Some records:
%%
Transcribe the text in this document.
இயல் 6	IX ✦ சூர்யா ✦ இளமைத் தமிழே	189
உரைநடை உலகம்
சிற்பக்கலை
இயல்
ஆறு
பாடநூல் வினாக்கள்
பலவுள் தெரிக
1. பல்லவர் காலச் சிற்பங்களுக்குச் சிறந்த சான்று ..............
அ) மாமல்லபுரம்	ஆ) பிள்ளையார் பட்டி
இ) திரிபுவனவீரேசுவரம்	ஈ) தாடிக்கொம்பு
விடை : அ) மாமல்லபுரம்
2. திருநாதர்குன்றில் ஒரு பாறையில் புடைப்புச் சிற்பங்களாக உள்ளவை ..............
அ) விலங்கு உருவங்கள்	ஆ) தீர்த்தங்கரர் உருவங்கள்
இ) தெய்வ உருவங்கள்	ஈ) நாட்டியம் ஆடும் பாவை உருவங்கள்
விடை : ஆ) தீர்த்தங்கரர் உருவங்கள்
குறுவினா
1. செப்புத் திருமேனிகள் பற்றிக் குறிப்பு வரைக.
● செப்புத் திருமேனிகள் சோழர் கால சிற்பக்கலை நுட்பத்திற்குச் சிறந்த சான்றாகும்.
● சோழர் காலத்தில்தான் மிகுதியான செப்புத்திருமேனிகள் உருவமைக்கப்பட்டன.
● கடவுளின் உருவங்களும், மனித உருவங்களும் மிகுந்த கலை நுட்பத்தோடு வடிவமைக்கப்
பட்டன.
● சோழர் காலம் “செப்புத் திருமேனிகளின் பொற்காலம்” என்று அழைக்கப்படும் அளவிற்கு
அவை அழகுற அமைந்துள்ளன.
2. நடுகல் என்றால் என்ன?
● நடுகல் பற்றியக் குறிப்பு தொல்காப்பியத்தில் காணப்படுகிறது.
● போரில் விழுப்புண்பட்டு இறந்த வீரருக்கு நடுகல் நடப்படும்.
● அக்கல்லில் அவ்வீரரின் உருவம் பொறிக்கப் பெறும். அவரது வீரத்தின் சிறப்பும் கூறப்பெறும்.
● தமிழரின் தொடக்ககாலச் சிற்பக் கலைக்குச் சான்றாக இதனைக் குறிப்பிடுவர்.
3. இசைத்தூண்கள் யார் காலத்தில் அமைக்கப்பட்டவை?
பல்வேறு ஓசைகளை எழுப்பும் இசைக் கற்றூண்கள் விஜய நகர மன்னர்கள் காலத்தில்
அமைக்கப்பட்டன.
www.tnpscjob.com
%%
TO BE DONE :: Each entry above is to be quoted exactly.

ANSWER FOR THIS EXERCISE ::
Transcribe the text in this document.
இயல் 6	IX ✦ சூர்யா ✦ இளமைத் தமிழே	189
உரைநடை உலகம்
சிற்பக்கலை
இயல்
ஆறு
பாடநூல் வினாக்கள்
பலவுள் தெரிக
1. பல்லவர் காலச் சிற்பங்களுக்குச் சிறந்த சான்று ..............
அ) மாமல்லபுரம்	ஆ) பிள்ளையார் பட்டி
இ) திரிபுவனவீரேசுவரம்	ஈ) தாடிக்கொம்பு
விடை : அ) மாமல்லபுரம்
2. திருநாதர்குன்றில் ஒரு பாறையில் புடைப்புச் சிற்பங்களாக உள்ளவை ..............
அ) விலங்கு உருவங்கள்	ஆ) தீர்த்தங்கரர் உருவங்கள்
இ) தெய்வ உருவங்கள்	ஈ) நாட்டியம் ஆடும் பாவை உருவங்கள்
விடை : ஆ) தீர்த்தங்கரர் உருவங்கள்
குறுவினா
1. செப்புத் திருமேனிகள் பற்றிக் குறிப்பு வரைக.
● செப்புத் திருமேனிகள் சோழர் கால சிற்பக்கலை நுட்பத்திற்குச் சிறந்த சான்றாகும்.
● சோழர் காலத்தில்தான் மிகுதியான செப்புத்திருமேனிகள் உருவமைக்கப்பட்டன.
● கடவுளின் உருவங்களும், மனித உருவங்களும் மிகுந்த கலை நுட்பத்தோடு வடிவமைக்கப்
பட்டன.
● சோழர் காலம் “செப்புத் திருமேனிகளின் பொற்காலம்” என்று அழைக்கப்படும் அளவிற்கு
அவை அழகுற அமைந்துள்ளன.
2. நடுகல் என்றால் என்ன?
● நடுகல் பற்றியக் குறிப்பு தொல்காப்பியத்தில் காணப்படுகிறது.
● போரில் விழுப்புண்பட்டு இறந்த வீரருக்கு நடுகல் நடப்படும்.
● அக்கல்லில் அவ்வீரரின் உருவம் பொறிக்கப் பெறும். அவரது வீரத்தின் சிறப்பும் கூறப்பெறும்.
● தமிழரின் தொடக்ககாலச் சிற்பக் கலைக்குச் சான்றாக இதனைக் குறிப்பிடுவர்.
3. இசைத்தூண்கள் யார் காலத்தில் அமைக்கப்பட்டவை?
பல்வேறு ஓசைகளை எழுப்பும் இசைக் கற்றூண்கள் விஜய நகர மன்னர்கள் காலத்தில்
அமைக்கப்பட்டன.
www.tnpscjob.com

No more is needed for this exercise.